Task prompt:
Write out the listing below from the line containing "OCR this image." to its last line, unaltered, ends included.

Data for this exercise:
____________________

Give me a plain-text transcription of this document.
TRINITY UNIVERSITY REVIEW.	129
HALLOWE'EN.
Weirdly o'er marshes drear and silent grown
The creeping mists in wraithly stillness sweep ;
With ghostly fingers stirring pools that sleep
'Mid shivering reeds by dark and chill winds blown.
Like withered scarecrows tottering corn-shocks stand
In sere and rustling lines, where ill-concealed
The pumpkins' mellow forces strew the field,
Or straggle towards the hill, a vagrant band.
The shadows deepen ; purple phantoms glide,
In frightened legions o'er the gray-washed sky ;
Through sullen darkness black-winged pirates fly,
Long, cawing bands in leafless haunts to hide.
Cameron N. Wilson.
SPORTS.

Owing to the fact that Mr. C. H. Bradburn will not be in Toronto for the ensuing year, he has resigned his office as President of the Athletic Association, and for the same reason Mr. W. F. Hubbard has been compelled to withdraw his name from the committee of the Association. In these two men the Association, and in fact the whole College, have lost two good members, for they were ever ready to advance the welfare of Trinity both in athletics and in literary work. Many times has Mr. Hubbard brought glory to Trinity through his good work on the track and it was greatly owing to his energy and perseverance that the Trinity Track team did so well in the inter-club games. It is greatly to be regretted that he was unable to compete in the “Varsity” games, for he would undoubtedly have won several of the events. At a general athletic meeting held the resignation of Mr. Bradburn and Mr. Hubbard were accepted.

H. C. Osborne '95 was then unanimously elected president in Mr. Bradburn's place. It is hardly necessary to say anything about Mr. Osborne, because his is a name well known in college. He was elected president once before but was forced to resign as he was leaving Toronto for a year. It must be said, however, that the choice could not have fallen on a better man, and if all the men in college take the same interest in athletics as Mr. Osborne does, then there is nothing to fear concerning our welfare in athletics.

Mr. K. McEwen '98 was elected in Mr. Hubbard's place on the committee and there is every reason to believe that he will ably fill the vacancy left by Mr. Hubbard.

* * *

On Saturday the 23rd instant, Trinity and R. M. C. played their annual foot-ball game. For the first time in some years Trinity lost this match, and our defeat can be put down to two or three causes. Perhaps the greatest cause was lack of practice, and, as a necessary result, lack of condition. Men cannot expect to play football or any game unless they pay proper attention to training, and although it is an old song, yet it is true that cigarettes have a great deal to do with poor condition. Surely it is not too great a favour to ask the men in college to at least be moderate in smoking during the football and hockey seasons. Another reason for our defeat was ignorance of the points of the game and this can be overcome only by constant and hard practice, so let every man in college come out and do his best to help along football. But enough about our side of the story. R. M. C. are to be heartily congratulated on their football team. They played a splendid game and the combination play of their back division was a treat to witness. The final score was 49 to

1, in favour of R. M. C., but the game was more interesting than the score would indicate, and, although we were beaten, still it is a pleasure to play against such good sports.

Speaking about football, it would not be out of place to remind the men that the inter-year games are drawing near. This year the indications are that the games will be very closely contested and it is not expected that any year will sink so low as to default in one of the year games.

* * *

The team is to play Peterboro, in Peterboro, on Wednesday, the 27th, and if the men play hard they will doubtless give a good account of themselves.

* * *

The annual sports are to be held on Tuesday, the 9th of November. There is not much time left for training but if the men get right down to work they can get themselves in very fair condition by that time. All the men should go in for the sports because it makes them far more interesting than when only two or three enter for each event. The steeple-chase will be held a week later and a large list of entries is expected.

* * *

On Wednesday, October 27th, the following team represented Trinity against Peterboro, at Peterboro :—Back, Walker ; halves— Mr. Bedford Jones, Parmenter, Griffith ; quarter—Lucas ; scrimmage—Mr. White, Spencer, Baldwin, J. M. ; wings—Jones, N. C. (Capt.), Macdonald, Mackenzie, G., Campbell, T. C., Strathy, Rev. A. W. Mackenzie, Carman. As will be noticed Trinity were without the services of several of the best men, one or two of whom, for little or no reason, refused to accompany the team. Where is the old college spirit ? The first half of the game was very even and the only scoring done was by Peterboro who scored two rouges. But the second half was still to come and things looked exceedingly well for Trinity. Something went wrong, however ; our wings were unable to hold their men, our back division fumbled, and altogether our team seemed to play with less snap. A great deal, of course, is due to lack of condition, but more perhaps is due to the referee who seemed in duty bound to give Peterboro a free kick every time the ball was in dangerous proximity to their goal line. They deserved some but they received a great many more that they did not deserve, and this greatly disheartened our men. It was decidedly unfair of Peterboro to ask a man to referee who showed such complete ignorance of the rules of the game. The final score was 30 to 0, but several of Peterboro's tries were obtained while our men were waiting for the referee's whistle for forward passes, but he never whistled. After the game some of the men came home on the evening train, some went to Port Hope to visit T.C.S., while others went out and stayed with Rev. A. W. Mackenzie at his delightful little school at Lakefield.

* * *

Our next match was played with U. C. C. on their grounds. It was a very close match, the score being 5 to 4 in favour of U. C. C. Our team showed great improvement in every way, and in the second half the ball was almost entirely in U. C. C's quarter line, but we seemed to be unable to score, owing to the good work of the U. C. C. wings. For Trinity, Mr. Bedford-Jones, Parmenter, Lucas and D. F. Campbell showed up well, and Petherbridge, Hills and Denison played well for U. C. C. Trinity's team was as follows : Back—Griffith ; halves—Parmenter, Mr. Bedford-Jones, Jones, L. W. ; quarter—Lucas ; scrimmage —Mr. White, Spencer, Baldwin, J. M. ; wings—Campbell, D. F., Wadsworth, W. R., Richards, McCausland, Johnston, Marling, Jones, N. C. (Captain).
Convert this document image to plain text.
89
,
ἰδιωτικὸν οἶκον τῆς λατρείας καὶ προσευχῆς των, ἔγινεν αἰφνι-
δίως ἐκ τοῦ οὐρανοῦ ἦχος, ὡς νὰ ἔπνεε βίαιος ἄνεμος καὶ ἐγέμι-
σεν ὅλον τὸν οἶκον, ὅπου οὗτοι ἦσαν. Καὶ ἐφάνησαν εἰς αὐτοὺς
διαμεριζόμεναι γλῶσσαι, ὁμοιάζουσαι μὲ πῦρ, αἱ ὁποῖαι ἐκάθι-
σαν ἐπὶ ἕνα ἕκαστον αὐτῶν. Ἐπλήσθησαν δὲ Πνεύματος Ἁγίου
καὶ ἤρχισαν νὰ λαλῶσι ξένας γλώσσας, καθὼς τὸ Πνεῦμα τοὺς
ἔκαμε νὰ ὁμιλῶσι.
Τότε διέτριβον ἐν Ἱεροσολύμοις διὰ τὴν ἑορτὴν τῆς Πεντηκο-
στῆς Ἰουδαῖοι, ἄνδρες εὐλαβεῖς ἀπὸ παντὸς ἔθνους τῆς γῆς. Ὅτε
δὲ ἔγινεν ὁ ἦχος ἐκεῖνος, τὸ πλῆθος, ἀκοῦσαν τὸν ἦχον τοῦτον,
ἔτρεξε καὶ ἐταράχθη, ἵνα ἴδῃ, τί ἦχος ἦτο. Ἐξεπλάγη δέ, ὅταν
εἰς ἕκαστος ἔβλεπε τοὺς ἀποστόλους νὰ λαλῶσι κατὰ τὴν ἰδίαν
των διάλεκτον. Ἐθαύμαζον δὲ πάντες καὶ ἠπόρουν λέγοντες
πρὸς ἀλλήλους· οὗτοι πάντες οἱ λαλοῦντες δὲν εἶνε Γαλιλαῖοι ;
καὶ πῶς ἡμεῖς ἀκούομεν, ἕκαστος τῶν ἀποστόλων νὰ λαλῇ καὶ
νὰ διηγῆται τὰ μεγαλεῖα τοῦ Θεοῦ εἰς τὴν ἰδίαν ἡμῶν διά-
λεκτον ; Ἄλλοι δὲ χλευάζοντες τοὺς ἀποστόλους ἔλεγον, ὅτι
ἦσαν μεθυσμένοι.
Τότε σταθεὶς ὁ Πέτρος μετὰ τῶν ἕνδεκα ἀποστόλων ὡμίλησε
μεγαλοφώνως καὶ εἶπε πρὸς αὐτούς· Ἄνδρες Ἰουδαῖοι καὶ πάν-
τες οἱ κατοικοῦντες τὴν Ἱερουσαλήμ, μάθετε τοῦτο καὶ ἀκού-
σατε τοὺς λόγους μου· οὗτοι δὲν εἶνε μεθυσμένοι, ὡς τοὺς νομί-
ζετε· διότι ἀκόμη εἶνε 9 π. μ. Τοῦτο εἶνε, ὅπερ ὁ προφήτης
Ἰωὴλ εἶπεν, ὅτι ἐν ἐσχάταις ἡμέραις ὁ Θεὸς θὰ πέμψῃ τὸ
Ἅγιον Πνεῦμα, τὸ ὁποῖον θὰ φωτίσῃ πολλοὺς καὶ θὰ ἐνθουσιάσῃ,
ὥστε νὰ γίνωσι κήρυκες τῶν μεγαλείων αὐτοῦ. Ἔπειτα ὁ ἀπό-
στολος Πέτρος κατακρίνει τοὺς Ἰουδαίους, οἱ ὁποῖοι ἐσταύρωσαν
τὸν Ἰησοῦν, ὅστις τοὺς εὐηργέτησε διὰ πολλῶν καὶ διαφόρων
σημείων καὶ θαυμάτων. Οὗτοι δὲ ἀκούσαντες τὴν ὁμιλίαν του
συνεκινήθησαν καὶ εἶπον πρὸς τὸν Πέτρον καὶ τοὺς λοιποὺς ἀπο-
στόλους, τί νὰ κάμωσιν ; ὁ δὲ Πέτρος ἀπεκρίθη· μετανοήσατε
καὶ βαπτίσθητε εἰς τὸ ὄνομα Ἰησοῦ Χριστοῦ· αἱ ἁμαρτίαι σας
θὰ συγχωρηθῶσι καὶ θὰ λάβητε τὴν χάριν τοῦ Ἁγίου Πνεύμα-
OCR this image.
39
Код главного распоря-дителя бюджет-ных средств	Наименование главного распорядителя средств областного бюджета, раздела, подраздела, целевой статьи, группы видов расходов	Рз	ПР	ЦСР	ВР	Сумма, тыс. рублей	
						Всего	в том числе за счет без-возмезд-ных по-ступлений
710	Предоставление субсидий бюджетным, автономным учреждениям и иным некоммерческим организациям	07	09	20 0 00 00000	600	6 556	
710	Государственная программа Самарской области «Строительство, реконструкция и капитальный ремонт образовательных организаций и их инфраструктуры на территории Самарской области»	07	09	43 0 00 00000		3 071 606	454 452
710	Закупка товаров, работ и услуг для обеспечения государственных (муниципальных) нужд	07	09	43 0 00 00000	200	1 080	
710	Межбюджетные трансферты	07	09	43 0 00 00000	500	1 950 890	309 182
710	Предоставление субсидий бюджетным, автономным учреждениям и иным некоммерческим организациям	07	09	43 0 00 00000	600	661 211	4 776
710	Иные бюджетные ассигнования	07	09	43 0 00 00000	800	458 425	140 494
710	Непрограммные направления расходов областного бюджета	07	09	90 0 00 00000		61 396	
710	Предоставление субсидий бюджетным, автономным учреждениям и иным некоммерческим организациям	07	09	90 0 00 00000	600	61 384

____________________

Full output:
OCR this image.
39
Код главного распоря-дителя бюджет-ных средств	Наименование главного распорядителя средств областного бюджета, раздела, подраздела, целевой статьи, группы видов расходов	Рз	ПР	ЦСР	ВР	Сумма, тыс. рублей	
						Всего	в том числе за счет без-возмезд-ных по-ступлений
710	Предоставление субсидий бюджетным, автономным учреждениям и иным некоммерческим организациям	07	09	20 0 00 00000	600	6 556	
710	Государственная программа Самарской области «Строительство, реконструкция и капитальный ремонт образовательных организаций и их инфраструктуры на территории Самарской области»	07	09	43 0 00 00000		3 071 606	454 452
710	Закупка товаров, работ и услуг для обеспечения государственных (муниципальных) нужд	07	09	43 0 00 00000	200	1 080	
710	Межбюджетные трансферты	07	09	43 0 00 00000	500	1 950 890	309 182
710	Предоставление субсидий бюджетным, автономным учреждениям и иным некоммерческим организациям	07	09	43 0 00 00000	600	661 211	4 776
710	Иные бюджетные ассигнования	07	09	43 0 00 00000	800	458 425	140 494
710	Непрограммные направления расходов областного бюджета	07	09	90 0 00 00000		61 396	
710	Предоставление субсидий бюджетным, автономным учреждениям и иным некоммерческим организациям	07	09	90 0 00 00000	600	61 384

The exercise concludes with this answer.